> Work order
The listing below must be given again in full, exactly.

> Provided material
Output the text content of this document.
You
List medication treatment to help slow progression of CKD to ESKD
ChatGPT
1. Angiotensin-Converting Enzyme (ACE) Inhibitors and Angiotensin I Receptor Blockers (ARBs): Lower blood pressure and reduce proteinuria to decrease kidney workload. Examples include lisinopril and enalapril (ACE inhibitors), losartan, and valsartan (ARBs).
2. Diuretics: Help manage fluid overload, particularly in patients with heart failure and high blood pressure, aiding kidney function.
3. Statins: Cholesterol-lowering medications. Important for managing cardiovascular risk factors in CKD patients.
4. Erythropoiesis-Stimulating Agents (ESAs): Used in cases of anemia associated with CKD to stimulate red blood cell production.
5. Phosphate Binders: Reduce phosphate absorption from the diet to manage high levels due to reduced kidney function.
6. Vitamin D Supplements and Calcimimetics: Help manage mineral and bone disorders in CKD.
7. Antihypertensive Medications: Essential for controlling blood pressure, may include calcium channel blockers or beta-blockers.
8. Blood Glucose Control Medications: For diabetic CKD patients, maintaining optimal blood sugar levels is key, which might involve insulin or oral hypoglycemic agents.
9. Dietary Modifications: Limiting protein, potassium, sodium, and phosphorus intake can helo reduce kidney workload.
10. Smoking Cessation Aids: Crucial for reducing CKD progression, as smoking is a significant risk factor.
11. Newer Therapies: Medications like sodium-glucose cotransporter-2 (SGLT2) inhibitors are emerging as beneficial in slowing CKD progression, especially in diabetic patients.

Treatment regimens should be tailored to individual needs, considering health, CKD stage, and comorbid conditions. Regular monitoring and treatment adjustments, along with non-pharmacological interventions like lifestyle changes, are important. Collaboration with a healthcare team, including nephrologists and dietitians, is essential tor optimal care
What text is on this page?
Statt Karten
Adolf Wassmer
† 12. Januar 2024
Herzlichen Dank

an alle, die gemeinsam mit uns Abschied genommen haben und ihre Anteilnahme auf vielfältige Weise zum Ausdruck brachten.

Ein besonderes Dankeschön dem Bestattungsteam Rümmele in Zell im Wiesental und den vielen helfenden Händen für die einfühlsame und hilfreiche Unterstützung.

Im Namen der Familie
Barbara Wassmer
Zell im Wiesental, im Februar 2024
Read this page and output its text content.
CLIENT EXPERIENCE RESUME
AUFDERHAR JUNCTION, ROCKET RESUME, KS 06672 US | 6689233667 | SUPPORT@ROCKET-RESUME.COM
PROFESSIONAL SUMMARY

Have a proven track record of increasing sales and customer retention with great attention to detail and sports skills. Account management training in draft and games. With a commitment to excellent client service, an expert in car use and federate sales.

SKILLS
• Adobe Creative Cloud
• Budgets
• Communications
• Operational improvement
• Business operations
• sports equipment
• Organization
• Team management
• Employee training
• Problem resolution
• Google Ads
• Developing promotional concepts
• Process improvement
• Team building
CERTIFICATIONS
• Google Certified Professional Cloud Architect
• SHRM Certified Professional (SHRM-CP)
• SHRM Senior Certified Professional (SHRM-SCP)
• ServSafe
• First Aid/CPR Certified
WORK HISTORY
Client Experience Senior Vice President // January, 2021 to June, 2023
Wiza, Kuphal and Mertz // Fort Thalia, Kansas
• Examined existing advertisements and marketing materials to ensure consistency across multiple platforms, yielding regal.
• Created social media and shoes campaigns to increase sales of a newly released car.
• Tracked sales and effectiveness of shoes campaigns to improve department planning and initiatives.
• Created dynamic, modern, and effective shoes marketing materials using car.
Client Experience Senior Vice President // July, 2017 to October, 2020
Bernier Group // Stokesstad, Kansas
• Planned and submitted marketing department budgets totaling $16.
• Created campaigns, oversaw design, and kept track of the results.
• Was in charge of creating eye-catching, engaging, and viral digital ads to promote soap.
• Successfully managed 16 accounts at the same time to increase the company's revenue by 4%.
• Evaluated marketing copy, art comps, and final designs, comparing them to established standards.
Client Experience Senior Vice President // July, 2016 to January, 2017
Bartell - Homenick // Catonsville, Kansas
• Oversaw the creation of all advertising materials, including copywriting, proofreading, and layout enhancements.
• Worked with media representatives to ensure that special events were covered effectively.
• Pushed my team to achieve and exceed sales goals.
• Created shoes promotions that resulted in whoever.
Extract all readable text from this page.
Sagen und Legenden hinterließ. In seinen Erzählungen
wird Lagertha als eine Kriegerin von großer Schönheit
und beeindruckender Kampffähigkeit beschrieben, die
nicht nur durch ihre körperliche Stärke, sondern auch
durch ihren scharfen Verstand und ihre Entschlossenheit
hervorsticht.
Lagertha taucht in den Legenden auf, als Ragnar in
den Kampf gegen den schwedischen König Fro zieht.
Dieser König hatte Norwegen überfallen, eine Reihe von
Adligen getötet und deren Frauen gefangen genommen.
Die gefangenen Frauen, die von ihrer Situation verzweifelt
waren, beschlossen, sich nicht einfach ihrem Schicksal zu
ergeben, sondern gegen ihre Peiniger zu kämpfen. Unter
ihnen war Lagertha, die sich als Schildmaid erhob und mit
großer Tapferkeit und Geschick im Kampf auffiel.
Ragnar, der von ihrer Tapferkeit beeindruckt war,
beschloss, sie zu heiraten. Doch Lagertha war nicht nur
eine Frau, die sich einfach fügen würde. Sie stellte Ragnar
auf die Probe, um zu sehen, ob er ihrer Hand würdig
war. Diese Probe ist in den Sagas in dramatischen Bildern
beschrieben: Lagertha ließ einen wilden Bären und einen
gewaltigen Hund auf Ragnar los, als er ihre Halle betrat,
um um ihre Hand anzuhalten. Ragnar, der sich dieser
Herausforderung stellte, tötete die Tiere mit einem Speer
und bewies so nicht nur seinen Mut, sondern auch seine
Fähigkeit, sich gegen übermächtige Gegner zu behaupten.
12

> Result of this exercise
Output the text content of this document.
You
List medication treatment to help slow progression of CKD to ESKD
ChatGPT
1. Angiotensin-Converting Enzyme (ACE) Inhibitors and Angiotensin I Receptor Blockers (ARBs): Lower blood pressure and reduce proteinuria to decrease kidney workload. Examples include lisinopril and enalapril (ACE inhibitors), losartan, and valsartan (ARBs).
2. Diuretics: Help manage fluid overload, particularly in patients with heart failure and high blood pressure, aiding kidney function.
3. Statins: Cholesterol-lowering medications. Important for managing cardiovascular risk factors in CKD patients.
4. Erythropoiesis-Stimulating Agents (ESAs): Used in cases of anemia associated with CKD to stimulate red blood cell production.
5. Phosphate Binders: Reduce phosphate absorption from the diet to manage high levels due to reduced kidney function.
6. Vitamin D Supplements and Calcimimetics: Help manage mineral and bone disorders in CKD.
7. Antihypertensive Medications: Essential for controlling blood pressure, may include calcium channel blockers or beta-blockers.
8. Blood Glucose Control Medications: For diabetic CKD patients, maintaining optimal blood sugar levels is key, which might involve insulin or oral hypoglycemic agents.
9. Dietary Modifications: Limiting protein, potassium, sodium, and phosphorus intake can helo reduce kidney workload.
10. Smoking Cessation Aids: Crucial for reducing CKD progression, as smoking is a significant risk factor.
11. Newer Therapies: Medications like sodium-glucose cotransporter-2 (SGLT2) inhibitors are emerging as beneficial in slowing CKD progression, especially in diabetic patients.

Treatment regimens should be tailored to individual needs, considering health, CKD stage, and comorbid conditions. Regular monitoring and treatment adjustments, along with non-pharmacological interventions like lifestyle changes, are important. Collaboration with a healthcare team, including nephrologists and dietitians, is essential tor optimal care
What text is on this page?
Statt Karten
Adolf Wassmer
† 12. Januar 2024
Herzlichen Dank

an alle, die gemeinsam mit uns Abschied genommen haben und ihre Anteilnahme auf vielfältige Weise zum Ausdruck brachten.

Ein besonderes Dankeschön dem Bestattungsteam Rümmele in Zell im Wiesental und den vielen helfenden Händen für die einfühlsame und hilfreiche Unterstützung.

Im Namen der Familie
Barbara Wassmer
Zell im Wiesental, im Februar 2024
Read this page and output its text content.
CLIENT EXPERIENCE RESUME
AUFDERHAR JUNCTION, ROCKET RESUME, KS 06672 US | 6689233667 | SUPPORT@ROCKET-RESUME.COM
PROFESSIONAL SUMMARY

Have a proven track record of increasing sales and customer retention with great attention to detail and sports skills. Account management training in draft and games. With a commitment to excellent client service, an expert in car use and federate sales.

SKILLS
• Adobe Creative Cloud
• Budgets
• Communications
• Operational improvement
• Business operations
• sports equipment
• Organization
• Team management
• Employee training
• Problem resolution
• Google Ads
• Developing promotional concepts
• Process improvement
• Team building
CERTIFICATIONS
• Google Certified Professional Cloud Architect
• SHRM Certified Professional (SHRM-CP)
• SHRM Senior Certified Professional (SHRM-SCP)
• ServSafe
• First Aid/CPR Certified
WORK HISTORY
Client Experience Senior Vice President // January, 2021 to June, 2023
Wiza, Kuphal and Mertz // Fort Thalia, Kansas
• Examined existing advertisements and marketing materials to ensure consistency across multiple platforms, yielding regal.
• Created social media and shoes campaigns to increase sales of a newly released car.
• Tracked sales and effectiveness of shoes campaigns to improve department planning and initiatives.
• Created dynamic, modern, and effective shoes marketing materials using car.
Client Experience Senior Vice President // July, 2017 to October, 2020
Bernier Group // Stokesstad, Kansas
• Planned and submitted marketing department budgets totaling $16.
• Created campaigns, oversaw design, and kept track of the results.
• Was in charge of creating eye-catching, engaging, and viral digital ads to promote soap.
• Successfully managed 16 accounts at the same time to increase the company's revenue by 4%.
• Evaluated marketing copy, art comps, and final designs, comparing them to established standards.
Client Experience Senior Vice President // July, 2016 to January, 2017
Bartell - Homenick // Catonsville, Kansas
• Oversaw the creation of all advertising materials, including copywriting, proofreading, and layout enhancements.
• Worked with media representatives to ensure that special events were covered effectively.
• Pushed my team to achieve and exceed sales goals.
• Created shoes promotions that resulted in whoever.
Extract all readable text from this page.
Sagen und Legenden hinterließ. In seinen Erzählungen
wird Lagertha als eine Kriegerin von großer Schönheit
und beeindruckender Kampffähigkeit beschrieben, die
nicht nur durch ihre körperliche Stärke, sondern auch
durch ihren scharfen Verstand und ihre Entschlossenheit
hervorsticht.
Lagertha taucht in den Legenden auf, als Ragnar in
den Kampf gegen den schwedischen König Fro zieht.
Dieser König hatte Norwegen überfallen, eine Reihe von
Adligen getötet und deren Frauen gefangen genommen.
Die gefangenen Frauen, die von ihrer Situation verzweifelt
waren, beschlossen, sich nicht einfach ihrem Schicksal zu
ergeben, sondern gegen ihre Peiniger zu kämpfen. Unter
ihnen war Lagertha, die sich als Schildmaid erhob und mit
großer Tapferkeit und Geschick im Kampf auffiel.
Ragnar, der von ihrer Tapferkeit beeindruckt war,
beschloss, sie zu heiraten. Doch Lagertha war nicht nur
eine Frau, die sich einfach fügen würde. Sie stellte Ragnar
auf die Probe, um zu sehen, ob er ihrer Hand würdig
war. Diese Probe ist in den Sagas in dramatischen Bildern
beschrieben: Lagertha ließ einen wilden Bären und einen
gewaltigen Hund auf Ragnar los, als er ihre Halle betrat,
um um ihre Hand anzuhalten. Ragnar, der sich dieser
Herausforderung stellte, tötete die Tiere mit einem Speer
und bewies so nicht nur seinen Mut, sondern auch seine
Fähigkeit, sich gegen übermächtige Gegner zu behaupten.
12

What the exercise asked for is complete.